Data supplied:
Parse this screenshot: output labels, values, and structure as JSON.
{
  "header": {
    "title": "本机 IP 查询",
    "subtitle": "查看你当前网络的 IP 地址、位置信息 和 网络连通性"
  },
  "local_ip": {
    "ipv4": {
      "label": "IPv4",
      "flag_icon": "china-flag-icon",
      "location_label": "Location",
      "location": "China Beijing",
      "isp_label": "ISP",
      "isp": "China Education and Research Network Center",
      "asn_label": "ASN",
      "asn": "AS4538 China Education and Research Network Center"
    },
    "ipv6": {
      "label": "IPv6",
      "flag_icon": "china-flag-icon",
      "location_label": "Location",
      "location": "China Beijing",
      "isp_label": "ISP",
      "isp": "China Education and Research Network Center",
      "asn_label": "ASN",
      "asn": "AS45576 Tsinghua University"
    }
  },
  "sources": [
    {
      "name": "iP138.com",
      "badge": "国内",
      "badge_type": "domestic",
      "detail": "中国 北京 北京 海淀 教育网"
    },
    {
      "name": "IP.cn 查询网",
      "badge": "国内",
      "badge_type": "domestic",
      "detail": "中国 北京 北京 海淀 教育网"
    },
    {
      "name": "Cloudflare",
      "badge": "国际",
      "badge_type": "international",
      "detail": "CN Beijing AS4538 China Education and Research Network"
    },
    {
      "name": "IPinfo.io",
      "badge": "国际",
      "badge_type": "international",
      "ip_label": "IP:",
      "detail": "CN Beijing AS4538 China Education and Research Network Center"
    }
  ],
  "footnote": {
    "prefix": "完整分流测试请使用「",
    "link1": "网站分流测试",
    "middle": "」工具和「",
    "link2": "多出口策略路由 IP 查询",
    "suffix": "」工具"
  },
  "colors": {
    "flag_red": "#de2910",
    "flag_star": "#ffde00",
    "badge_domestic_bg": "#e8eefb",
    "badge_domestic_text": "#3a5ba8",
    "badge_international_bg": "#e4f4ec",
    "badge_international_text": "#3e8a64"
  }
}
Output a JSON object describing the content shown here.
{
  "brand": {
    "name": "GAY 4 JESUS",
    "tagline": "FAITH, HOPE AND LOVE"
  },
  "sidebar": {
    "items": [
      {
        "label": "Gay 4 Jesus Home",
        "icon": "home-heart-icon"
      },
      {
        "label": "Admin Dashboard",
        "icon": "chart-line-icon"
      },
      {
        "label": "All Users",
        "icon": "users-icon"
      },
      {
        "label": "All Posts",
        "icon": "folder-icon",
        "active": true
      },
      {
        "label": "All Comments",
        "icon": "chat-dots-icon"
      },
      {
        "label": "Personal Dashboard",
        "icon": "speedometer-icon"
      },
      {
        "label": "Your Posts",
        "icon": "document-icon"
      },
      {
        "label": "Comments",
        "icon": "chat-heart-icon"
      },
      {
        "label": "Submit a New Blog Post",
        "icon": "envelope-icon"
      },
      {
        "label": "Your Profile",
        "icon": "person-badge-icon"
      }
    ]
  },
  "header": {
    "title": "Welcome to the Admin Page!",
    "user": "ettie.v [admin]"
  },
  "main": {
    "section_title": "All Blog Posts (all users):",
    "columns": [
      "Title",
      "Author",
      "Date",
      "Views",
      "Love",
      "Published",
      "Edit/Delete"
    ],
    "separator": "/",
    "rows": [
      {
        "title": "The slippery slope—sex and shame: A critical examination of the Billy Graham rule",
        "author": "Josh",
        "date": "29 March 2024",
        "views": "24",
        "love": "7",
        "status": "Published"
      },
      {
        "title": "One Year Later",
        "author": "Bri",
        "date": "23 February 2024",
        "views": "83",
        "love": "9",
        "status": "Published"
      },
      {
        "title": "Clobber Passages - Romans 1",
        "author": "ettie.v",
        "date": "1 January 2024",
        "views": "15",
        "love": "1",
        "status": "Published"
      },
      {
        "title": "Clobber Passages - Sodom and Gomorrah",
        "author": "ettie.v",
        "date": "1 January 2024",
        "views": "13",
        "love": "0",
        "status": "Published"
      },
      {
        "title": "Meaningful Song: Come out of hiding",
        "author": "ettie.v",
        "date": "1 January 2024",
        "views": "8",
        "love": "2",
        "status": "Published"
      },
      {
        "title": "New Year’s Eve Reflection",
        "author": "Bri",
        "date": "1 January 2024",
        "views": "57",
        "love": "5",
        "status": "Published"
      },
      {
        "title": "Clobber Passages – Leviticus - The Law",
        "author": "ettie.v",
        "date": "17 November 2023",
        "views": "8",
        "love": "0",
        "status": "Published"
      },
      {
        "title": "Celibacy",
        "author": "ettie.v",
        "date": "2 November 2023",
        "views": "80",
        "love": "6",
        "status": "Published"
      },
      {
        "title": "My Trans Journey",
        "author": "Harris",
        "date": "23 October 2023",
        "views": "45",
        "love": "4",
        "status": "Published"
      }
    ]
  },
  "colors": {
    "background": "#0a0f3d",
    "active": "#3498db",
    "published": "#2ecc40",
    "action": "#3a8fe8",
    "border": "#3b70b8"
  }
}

Directions: Repeat every record, keeping each word and mark exactly as it is.

Complete answer:
Parse this screenshot: output labels, values, and structure as JSON.
{
  "header": {
    "title": "本机 IP 查询",
    "subtitle": "查看你当前网络的 IP 地址、位置信息 和 网络连通性"
  },
  "local_ip": {
    "ipv4": {
      "label": "IPv4",
      "flag_icon": "china-flag-icon",
      "location_label": "Location",
      "location": "China Beijing",
      "isp_label": "ISP",
      "isp": "China Education and Research Network Center",
      "asn_label": "ASN",
      "asn": "AS4538 China Education and Research Network Center"
    },
    "ipv6": {
      "label": "IPv6",
      "flag_icon": "china-flag-icon",
      "location_label": "Location",
      "location": "China Beijing",
      "isp_label": "ISP",
      "isp": "China Education and Research Network Center",
      "asn_label": "ASN",
      "asn": "AS45576 Tsinghua University"
    }
  },
  "sources": [
    {
      "name": "iP138.com",
      "badge": "国内",
      "badge_type": "domestic",
      "detail": "中国 北京 北京 海淀 教育网"
    },
    {
      "name": "IP.cn 查询网",
      "badge": "国内",
      "badge_type": "domestic",
      "detail": "中国 北京 北京 海淀 教育网"
    },
    {
      "name": "Cloudflare",
      "badge": "国际",
      "badge_type": "international",
      "detail": "CN Beijing AS4538 China Education and Research Network"
    },
    {
      "name": "IPinfo.io",
      "badge": "国际",
      "badge_type": "international",
      "ip_label": "IP:",
      "detail": "CN Beijing AS4538 China Education and Research Network Center"
    }
  ],
  "footnote": {
    "prefix": "完整分流测试请使用「",
    "link1": "网站分流测试",
    "middle": "」工具和「",
    "link2": "多出口策略路由 IP 查询",
    "suffix": "」工具"
  },
  "colors": {
    "flag_red": "#de2910",
    "flag_star": "#ffde00",
    "badge_domestic_bg": "#e8eefb",
    "badge_domestic_text": "#3a5ba8",
    "badge_international_bg": "#e4f4ec",
    "badge_international_text": "#3e8a64"
  }
}
Output a JSON object describing the content shown here.
{
  "brand": {
    "name": "GAY 4 JESUS",
    "tagline": "FAITH, HOPE AND LOVE"
  },
  "sidebar": {
    "items": [
      {
        "label": "Gay 4 Jesus Home",
        "icon": "home-heart-icon"
      },
      {
        "label": "Admin Dashboard",
        "icon": "chart-line-icon"
      },
      {
        "label": "All Users",
        "icon": "users-icon"
      },
      {
        "label": "All Posts",
        "icon": "folder-icon",
        "active": true
      },
      {
        "label": "All Comments",
        "icon": "chat-dots-icon"
      },
      {
        "label": "Personal Dashboard",
        "icon": "speedometer-icon"
      },
      {
        "label": "Your Posts",
        "icon": "document-icon"
      },
      {
        "label": "Comments",
        "icon": "chat-heart-icon"
      },
      {
        "label": "Submit a New Blog Post",
        "icon": "envelope-icon"
      },
      {
        "label": "Your Profile",
        "icon": "person-badge-icon"
      }
    ]
  },
  "header": {
    "title": "Welcome to the Admin Page!",
    "user": "ettie.v [admin]"
  },
  "main": {
    "section_title": "All Blog Posts (all users):",
    "columns": [
      "Title",
      "Author",
      "Date",
      "Views",
      "Love",
      "Published",
      "Edit/Delete"
    ],
    "separator": "/",
    "rows": [
      {
        "title": "The slippery slope—sex and shame: A critical examination of the Billy Graham rule",
        "author": "Josh",
        "date": "29 March 2024",
        "views": "24",
        "love": "7",
        "status": "Published"
      },
      {
        "title": "One Year Later",
        "author": "Bri",
        "date": "23 February 2024",
        "views": "83",
        "love": "9",
        "status": "Published"
      },
      {
        "title": "Clobber Passages - Romans 1",
        "author": "ettie.v",
        "date": "1 January 2024",
        "views": "15",
        "love": "1",
        "status": "Published"
      },
      {
        "title": "Clobber Passages - Sodom and Gomorrah",
        "author": "ettie.v",
        "date": "1 January 2024",
        "views": "13",
        "love": "0",
        "status": "Published"
      },
      {
        "title": "Meaningful Song: Come out of hiding",
        "author": "ettie.v",
        "date": "1 January 2024",
        "views": "8",
        "love": "2",
        "status": "Published"
      },
      {
        "title": "New Year’s Eve Reflection",
        "author": "Bri",
        "date": "1 January 2024",
        "views": "57",
        "love": "5",
        "status": "Published"
      },
      {
        "title": "Clobber Passages – Leviticus - The Law",
        "author": "ettie.v",
        "date": "17 November 2023",
        "views": "8",
        "love": "0",
        "status": "Published"
      },
      {
        "title": "Celibacy",
        "author": "ettie.v",
        "date": "2 November 2023",
        "views": "80",
        "love": "6",
        "status": "Published"
      },
      {
        "title": "My Trans Journey",
        "author": "Harris",
        "date": "23 October 2023",
        "views": "45",
        "love": "4",
        "status": "Published"
      }
    ]
  },
  "colors": {
    "background": "#0a0f3d",
    "active": "#3498db",
    "published": "#2ecc40",
    "action": "#3a8fe8",
    "border": "#3b70b8"
  }
}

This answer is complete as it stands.